(Transcript entries for document pages)
======
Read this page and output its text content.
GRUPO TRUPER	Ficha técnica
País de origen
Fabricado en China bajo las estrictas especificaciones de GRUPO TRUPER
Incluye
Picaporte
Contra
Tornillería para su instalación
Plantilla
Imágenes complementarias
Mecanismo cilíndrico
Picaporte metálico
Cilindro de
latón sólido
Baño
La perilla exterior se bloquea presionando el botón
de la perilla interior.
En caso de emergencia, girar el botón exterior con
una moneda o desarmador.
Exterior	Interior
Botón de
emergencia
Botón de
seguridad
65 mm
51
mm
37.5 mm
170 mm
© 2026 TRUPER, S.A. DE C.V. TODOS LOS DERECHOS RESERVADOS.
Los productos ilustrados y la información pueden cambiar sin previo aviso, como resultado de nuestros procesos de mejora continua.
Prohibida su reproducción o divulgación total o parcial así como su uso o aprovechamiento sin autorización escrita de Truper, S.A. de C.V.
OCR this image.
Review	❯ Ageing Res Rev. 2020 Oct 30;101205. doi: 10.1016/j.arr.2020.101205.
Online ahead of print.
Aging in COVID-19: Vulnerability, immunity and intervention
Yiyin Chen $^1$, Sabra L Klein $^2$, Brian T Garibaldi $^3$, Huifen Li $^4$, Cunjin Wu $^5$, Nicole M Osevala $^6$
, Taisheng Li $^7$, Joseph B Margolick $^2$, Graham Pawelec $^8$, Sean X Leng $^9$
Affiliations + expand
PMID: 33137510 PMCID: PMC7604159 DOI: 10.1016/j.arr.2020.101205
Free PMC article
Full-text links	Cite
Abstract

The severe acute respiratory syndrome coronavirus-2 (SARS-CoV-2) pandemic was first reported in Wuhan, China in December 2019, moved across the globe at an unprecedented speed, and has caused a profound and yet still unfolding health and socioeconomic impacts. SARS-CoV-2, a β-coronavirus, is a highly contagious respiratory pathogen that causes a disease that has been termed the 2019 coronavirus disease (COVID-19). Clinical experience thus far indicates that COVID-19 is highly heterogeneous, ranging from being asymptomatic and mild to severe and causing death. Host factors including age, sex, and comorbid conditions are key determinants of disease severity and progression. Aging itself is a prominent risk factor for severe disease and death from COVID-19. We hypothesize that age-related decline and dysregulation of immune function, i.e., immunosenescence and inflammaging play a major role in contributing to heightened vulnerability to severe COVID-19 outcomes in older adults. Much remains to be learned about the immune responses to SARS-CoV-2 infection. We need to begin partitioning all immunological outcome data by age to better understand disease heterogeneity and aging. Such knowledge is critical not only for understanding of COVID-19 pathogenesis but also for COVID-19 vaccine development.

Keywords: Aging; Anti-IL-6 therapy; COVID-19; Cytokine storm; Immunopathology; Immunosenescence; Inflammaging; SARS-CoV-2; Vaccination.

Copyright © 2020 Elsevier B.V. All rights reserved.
======
### EXERCISE AIM
Repeat the data. Keep every word the same.

### TASK OUTPUT
Read this page and output its text content.
GRUPO TRUPER	Ficha técnica
País de origen
Fabricado en China bajo las estrictas especificaciones de GRUPO TRUPER
Incluye
Picaporte
Contra
Tornillería para su instalación
Plantilla
Imágenes complementarias
Mecanismo cilíndrico
Picaporte metálico
Cilindro de
latón sólido
Baño
La perilla exterior se bloquea presionando el botón
de la perilla interior.
En caso de emergencia, girar el botón exterior con
una moneda o desarmador.
Exterior	Interior
Botón de
emergencia
Botón de
seguridad
65 mm
51
mm
37.5 mm
170 mm
© 2026 TRUPER, S.A. DE C.V. TODOS LOS DERECHOS RESERVADOS.
Los productos ilustrados y la información pueden cambiar sin previo aviso, como resultado de nuestros procesos de mejora continua.
Prohibida su reproducción o divulgación total o parcial así como su uso o aprovechamiento sin autorización escrita de Truper, S.A. de C.V.
OCR this image.
Review	❯ Ageing Res Rev. 2020 Oct 30;101205. doi: 10.1016/j.arr.2020.101205.
Online ahead of print.
Aging in COVID-19: Vulnerability, immunity and intervention
Yiyin Chen $^1$, Sabra L Klein $^2$, Brian T Garibaldi $^3$, Huifen Li $^4$, Cunjin Wu $^5$, Nicole M Osevala $^6$
, Taisheng Li $^7$, Joseph B Margolick $^2$, Graham Pawelec $^8$, Sean X Leng $^9$
Affiliations + expand
PMID: 33137510 PMCID: PMC7604159 DOI: 10.1016/j.arr.2020.101205
Free PMC article
Full-text links	Cite
Abstract

The severe acute respiratory syndrome coronavirus-2 (SARS-CoV-2) pandemic was first reported in Wuhan, China in December 2019, moved across the globe at an unprecedented speed, and has caused a profound and yet still unfolding health and socioeconomic impacts. SARS-CoV-2, a β-coronavirus, is a highly contagious respiratory pathogen that causes a disease that has been termed the 2019 coronavirus disease (COVID-19). Clinical experience thus far indicates that COVID-19 is highly heterogeneous, ranging from being asymptomatic and mild to severe and causing death. Host factors including age, sex, and comorbid conditions are key determinants of disease severity and progression. Aging itself is a prominent risk factor for severe disease and death from COVID-19. We hypothesize that age-related decline and dysregulation of immune function, i.e., immunosenescence and inflammaging play a major role in contributing to heightened vulnerability to severe COVID-19 outcomes in older adults. Much remains to be learned about the immune responses to SARS-CoV-2 infection. We need to begin partitioning all immunological outcome data by age to better understand disease heterogeneity and aging. Such knowledge is critical not only for understanding of COVID-19 pathogenesis but also for COVID-19 vaccine development.

Keywords: Aging; Anti-IL-6 therapy; COVID-19; Cytokine storm; Immunopathology; Immunosenescence; Inflammaging; SARS-CoV-2; Vaccination.

Copyright © 2020 Elsevier B.V. All rights reserved.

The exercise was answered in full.